DIRECTION
Identify each line below containing the string "Bureau" and copy it.

[Extracted data entries]
=====

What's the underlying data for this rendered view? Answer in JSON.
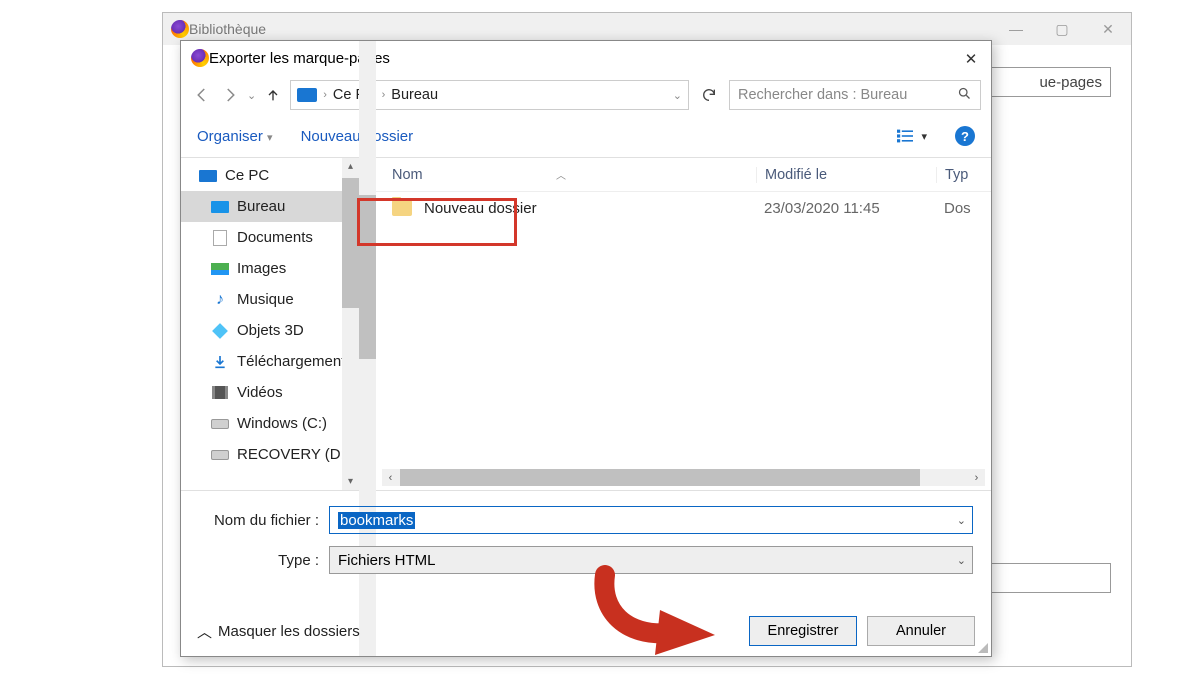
{
  "bg": {
    "title": "Bibliothèque",
    "header_input_tail": "ue-pages"
  },
  "dialog": {
    "title": "Exporter les marque-pages",
    "path": {
      "root": "Ce PC",
      "current": "Bureau"
    },
    "search_placeholder": "Rechercher dans : Bureau",
    "toolbar": {
      "organize": "Organiser",
      "new_folder": "Nouveau dossier"
    },
    "tree": [
      {
        "label": "Ce PC",
        "icon": "pc"
      },
      {
        "label": "Bureau",
        "icon": "desktop",
        "selected": true
      },
      {
        "label": "Documents",
        "icon": "doc"
      },
      {
        "label": "Images",
        "icon": "img"
      },
      {
        "label": "Musique",
        "icon": "music"
      },
      {
        "label": "Objets 3D",
        "icon": "obj3d"
      },
      {
        "label": "Téléchargements",
        "icon": "dl"
      },
      {
        "label": "Vidéos",
        "icon": "video"
      },
      {
        "label": "Windows (C:)",
        "icon": "drive"
      },
      {
        "label": "RECOVERY (D:)",
        "icon": "drive"
      }
    ],
    "columns": {
      "name": "Nom",
      "modified": "Modifié le",
      "type": "Typ"
    },
    "rows": [
      {
        "name": "Nouveau dossier",
        "modified": "23/03/2020 11:45",
        "type": "Dos"
      }
    ],
    "form": {
      "filename_label": "Nom du fichier :",
      "filename_value": "bookmarks",
      "type_label": "Type :",
      "type_value": "Fichiers HTML"
    },
    "footer": {
      "hide_folders": "Masquer les dossiers",
      "save": "Enregistrer",
      "cancel": "Annuler"
    }
  }
}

=====

ANSWER
      "current": "Bureau"
    "search_placeholder": "Rechercher dans : Bureau",
        "label": "Bureau",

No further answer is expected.